> _EXCERPT PROVIDED_
☆ ☆ ☆ ☆ ☆
Ann Pettifor

Talking global capital with Roubini and others

I am in Kuala Lumpur, Malaysia at the superbly organised World Capital Markets Symposium, sponsored by Malaysia’s Securities Commission. (The level of professionalism of  staff organising this event is a joy for participants, and puts many other conferences I have attended in Washington and London, to shame.)

We heard this morning from, amongst other very distinguished guests, Prof. Nouriel Roubini, and later today I will be sharing a panel with him. (Will post my notes for that panel on this blog after the session.)

I am a great admirer of Prof Roubini’s, and have been since in 1997/8 when I discovered his invaluable website for tracking the Asian financial crisis. Thanks to his generosity in posting every available paper/briefing written on the crisis, I, and all his readers, were much better equipped than we would otherwise have been in understanding its nature of that crisis. But although his analysis this morning was pretty sound (and is reflected in his new book) there are areas of disagreement between us, which are pretty fundamental.

First, his concern about deficits in the Anglo-American economies. He said in passing, that the US was right to be concerned, otherwise it too would face the problems faced by Greece. That is not fair. In fact it is wrong – for many, many reasons –  to compare the US to Greece. Greece has much higher debt levels, but above all, she lacks the policy autonomy to deal with her crisis – control over monetary policy and over the value of her currency. The United States does not lack those policy tools.

But he is wrong for a more fundamental reason. As he rightly pointed out, the risk of a deeper recession in western economies is exacerbated by both ‘private de-leveraging’ (i.e. the private sector winding down its debt, saving and refraining from consumption); but also by ‘public sector de-leveraging’ – i.e. government doing the same. Synchronised austerity.

In other words, and to re-use a brutal analogy, the private sector is cutting off one leg of the economy – private demand – and now the public sector proposes to cut off the other. To argue that this economic amputation is necessary – to avoid the crisis that Greece faces – is to argue that disabling the economy at a time when financial sector weakness,  protectionism and sovereign debt crises (think Ireland, Portugal, Greece and Spain) – threaten the global economy – is as necessary as being unable to walk.

It is not. Public finances – in Greece, Portugal, Ireland, Spain, the UK and the United States – will recover when the economy recovers. Only then. And they will do so as sure as night follows day. (If you don’t believe me, then please read our paper: ‘The economic consequences of Mr. Osborne’ – available here. )
☆ ☆ ☆ ☆ ☆
> _LISTED RECORDS_
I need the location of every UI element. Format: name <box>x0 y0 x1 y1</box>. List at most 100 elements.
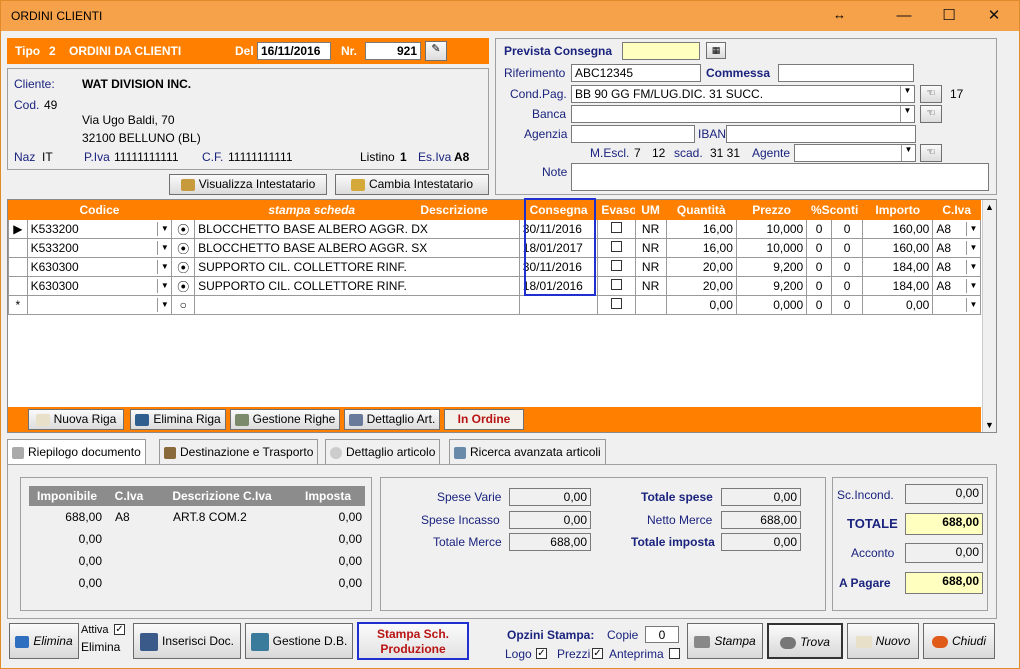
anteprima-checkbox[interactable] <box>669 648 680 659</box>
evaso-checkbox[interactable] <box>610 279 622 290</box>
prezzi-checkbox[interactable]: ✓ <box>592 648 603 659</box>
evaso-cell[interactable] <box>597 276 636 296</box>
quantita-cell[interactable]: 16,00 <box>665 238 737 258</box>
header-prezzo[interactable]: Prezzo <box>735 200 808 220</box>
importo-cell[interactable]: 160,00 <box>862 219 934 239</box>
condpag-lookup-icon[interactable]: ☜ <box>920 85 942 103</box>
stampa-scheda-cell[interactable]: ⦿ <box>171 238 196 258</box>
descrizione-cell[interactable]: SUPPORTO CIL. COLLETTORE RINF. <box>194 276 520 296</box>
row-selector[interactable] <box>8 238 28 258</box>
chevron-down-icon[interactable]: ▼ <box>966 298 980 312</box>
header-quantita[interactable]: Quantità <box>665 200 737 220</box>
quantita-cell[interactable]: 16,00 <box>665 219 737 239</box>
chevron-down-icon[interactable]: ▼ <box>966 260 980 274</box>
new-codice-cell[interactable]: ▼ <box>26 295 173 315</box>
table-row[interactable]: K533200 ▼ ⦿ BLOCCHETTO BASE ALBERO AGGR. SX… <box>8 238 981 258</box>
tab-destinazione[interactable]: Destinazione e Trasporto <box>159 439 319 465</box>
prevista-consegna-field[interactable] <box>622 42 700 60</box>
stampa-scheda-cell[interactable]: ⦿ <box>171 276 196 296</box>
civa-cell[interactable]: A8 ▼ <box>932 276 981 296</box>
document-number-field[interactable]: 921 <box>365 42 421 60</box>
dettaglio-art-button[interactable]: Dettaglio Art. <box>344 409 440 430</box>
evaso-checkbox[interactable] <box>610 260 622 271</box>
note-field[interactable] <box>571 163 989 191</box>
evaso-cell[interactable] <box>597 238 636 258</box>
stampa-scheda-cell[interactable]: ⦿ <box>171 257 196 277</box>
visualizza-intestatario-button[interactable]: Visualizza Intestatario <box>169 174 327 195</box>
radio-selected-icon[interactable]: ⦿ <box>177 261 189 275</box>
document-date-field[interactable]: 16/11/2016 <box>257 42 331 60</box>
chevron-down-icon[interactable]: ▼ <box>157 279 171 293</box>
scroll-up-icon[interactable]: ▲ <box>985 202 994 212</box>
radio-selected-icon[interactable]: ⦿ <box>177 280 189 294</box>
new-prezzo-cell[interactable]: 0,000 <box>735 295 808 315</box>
☆ ☆ ☆ ☆ ☆
> _LIST OF TASKS_
1. Please edit the stretch of the blog post from "But he is wrong" through "same. Synchronised austerity." so that "recession" becomes "downturn".
2. Which countries are named in the blog post?

> _RESULTS IN ORDER_
1.
But he is wrong for a more fundamental reason. As he rightly pointed out, the risk of a deeper downturn in western economies is exacerbated by both ‘private de-leveraging’ (i.e. the private sector winding down its debt, saving and refraining from consumption); but also by ‘public sector de-leveraging’ – i.e. government doing the same. Synchronised austerity.

2. Malaysia, the United States, Greece, Ireland, Portugal, Spain, the UK